- **Exercise goal**
For every line in the records that has the word "linear", make a copy.

- **Supplied data**
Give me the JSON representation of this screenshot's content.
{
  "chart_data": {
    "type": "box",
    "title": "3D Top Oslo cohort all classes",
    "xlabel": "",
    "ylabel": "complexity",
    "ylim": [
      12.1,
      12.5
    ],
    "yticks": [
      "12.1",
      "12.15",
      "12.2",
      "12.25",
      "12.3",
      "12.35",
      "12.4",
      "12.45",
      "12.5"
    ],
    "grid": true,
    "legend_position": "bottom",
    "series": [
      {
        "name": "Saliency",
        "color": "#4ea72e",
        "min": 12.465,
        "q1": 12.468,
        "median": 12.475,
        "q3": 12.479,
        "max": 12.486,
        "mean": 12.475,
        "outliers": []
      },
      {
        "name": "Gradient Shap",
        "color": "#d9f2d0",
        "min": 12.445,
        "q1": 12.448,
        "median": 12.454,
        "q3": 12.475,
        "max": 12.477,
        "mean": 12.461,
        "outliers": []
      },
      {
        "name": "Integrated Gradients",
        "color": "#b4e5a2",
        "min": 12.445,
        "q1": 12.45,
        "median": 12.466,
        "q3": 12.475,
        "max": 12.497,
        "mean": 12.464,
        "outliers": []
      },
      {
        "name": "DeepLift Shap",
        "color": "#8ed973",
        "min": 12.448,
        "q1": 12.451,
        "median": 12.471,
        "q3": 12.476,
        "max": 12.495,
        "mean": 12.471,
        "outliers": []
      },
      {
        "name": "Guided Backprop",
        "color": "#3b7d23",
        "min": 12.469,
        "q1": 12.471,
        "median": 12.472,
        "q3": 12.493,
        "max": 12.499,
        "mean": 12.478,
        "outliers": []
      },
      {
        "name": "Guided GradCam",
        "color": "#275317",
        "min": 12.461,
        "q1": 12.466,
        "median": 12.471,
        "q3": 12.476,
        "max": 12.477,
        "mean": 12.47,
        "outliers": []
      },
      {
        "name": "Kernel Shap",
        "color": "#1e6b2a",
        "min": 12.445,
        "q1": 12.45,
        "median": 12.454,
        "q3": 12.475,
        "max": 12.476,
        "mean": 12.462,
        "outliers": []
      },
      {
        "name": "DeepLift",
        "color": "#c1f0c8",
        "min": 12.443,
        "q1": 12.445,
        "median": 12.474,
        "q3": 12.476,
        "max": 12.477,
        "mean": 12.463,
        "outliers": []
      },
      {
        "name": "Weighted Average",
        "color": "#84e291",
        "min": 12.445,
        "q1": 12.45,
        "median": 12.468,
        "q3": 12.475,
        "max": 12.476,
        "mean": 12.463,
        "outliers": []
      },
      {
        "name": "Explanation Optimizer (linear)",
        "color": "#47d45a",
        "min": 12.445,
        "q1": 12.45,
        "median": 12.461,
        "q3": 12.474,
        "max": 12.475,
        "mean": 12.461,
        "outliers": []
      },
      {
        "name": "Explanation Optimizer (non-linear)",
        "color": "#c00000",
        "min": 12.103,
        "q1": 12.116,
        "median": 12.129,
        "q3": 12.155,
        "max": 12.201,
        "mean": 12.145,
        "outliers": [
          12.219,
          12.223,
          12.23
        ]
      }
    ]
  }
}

==

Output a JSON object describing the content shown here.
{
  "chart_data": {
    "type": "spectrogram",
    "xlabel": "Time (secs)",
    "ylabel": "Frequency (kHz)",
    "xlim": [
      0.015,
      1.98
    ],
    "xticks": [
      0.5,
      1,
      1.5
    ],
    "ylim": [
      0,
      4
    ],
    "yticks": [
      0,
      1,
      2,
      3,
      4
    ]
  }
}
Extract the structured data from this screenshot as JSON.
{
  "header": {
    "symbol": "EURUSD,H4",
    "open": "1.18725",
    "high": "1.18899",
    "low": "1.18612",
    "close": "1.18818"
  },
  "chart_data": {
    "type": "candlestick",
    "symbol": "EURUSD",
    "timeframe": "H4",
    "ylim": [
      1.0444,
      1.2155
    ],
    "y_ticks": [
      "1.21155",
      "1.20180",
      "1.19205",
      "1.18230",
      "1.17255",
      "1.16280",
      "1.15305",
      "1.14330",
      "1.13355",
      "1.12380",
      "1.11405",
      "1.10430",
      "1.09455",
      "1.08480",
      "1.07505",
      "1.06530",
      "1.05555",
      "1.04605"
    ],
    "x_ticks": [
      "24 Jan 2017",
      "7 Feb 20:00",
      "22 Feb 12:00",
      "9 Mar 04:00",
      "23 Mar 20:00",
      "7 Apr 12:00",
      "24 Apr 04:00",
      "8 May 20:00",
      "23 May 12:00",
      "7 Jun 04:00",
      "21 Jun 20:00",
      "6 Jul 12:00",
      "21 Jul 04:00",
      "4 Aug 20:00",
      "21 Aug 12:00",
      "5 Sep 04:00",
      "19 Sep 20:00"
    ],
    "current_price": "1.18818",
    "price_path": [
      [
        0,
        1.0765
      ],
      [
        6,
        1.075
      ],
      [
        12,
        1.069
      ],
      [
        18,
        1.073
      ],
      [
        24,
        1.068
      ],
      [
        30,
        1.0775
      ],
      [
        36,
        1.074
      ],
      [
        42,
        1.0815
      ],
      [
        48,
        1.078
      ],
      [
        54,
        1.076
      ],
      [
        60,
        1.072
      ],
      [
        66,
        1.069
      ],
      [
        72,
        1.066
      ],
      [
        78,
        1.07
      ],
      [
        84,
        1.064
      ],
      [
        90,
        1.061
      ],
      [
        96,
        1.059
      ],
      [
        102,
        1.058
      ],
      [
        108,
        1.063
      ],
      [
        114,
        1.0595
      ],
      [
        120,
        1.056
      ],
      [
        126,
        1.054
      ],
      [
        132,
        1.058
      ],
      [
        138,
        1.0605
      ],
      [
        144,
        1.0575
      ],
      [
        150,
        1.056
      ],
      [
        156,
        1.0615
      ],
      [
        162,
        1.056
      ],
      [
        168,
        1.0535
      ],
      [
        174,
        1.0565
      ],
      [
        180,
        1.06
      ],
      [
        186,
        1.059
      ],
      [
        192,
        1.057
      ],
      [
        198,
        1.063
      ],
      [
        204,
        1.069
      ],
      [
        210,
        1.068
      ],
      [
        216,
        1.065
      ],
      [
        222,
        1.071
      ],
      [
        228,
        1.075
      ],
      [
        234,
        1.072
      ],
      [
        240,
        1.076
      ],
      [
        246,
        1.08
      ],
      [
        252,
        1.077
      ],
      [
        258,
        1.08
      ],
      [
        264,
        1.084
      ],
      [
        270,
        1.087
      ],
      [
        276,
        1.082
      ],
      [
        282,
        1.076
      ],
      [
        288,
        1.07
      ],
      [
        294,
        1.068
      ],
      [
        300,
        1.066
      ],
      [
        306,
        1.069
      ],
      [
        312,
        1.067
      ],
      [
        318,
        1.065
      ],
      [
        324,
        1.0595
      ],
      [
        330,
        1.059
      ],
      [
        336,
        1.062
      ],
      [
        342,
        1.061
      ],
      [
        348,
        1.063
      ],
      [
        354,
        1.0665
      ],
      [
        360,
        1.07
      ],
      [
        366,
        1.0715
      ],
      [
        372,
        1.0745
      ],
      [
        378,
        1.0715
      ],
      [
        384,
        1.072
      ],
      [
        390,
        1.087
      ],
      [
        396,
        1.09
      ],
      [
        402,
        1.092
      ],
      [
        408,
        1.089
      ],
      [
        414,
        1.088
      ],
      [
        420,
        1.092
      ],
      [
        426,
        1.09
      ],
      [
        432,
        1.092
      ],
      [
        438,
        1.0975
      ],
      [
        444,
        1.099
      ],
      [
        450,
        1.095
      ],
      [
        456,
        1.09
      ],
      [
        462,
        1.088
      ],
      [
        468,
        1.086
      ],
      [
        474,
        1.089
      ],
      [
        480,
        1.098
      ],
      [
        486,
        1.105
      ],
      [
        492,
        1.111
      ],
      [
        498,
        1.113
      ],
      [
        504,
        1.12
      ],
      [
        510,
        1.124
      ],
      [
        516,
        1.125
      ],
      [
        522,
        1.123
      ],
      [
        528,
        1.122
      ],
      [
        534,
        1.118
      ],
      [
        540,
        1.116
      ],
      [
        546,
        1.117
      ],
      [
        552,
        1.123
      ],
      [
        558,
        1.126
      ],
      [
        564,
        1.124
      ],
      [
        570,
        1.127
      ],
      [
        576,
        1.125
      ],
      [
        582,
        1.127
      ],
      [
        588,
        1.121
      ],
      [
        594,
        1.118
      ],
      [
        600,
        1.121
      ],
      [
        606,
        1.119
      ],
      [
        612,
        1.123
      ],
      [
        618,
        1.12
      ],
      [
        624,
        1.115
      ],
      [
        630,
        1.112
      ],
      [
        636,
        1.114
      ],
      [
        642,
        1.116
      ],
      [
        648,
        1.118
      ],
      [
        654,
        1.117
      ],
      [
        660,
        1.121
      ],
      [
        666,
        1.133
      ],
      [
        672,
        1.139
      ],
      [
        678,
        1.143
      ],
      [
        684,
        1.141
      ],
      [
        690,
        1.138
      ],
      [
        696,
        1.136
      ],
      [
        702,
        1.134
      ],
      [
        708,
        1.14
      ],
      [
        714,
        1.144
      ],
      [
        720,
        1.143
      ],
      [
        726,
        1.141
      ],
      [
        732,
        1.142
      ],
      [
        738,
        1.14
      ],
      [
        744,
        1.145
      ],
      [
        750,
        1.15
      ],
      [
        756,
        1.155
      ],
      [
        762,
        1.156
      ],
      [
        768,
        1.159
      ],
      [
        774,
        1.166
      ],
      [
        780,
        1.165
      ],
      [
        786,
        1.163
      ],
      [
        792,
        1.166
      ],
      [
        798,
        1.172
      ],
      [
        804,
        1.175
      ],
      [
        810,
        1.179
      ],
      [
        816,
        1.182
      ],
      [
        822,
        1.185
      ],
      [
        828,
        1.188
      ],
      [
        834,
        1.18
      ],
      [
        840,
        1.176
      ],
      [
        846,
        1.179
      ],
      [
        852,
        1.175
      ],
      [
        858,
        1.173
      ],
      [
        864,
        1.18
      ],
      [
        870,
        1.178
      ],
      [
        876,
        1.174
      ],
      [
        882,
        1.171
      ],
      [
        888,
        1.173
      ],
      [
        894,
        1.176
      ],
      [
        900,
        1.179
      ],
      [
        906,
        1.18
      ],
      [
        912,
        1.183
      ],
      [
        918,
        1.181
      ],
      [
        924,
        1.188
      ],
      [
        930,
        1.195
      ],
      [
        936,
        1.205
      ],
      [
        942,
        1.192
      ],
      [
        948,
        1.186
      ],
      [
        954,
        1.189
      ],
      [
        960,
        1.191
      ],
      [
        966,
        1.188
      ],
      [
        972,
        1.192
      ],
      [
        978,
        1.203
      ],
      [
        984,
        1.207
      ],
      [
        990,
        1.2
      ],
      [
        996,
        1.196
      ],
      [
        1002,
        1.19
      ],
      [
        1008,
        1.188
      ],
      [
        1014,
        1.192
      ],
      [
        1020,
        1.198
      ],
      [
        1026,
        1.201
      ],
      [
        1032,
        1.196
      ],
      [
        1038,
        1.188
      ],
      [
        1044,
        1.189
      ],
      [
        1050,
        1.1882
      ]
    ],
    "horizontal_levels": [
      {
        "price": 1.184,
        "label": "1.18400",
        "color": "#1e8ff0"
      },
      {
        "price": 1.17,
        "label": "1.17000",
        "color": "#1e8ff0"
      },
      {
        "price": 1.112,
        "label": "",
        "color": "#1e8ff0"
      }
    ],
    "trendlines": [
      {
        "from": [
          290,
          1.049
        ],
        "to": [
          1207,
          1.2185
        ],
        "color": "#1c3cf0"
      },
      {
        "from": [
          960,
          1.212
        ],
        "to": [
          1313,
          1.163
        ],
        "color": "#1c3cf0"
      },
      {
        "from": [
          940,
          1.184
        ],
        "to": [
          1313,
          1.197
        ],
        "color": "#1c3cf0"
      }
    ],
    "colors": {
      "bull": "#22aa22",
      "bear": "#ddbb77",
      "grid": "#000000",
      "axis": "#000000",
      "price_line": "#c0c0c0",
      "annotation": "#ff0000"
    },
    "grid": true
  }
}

- **Solution for this exercise**
        "name": "Explanation Optimizer (linear)",
        "name": "Explanation Optimizer (non-linear)",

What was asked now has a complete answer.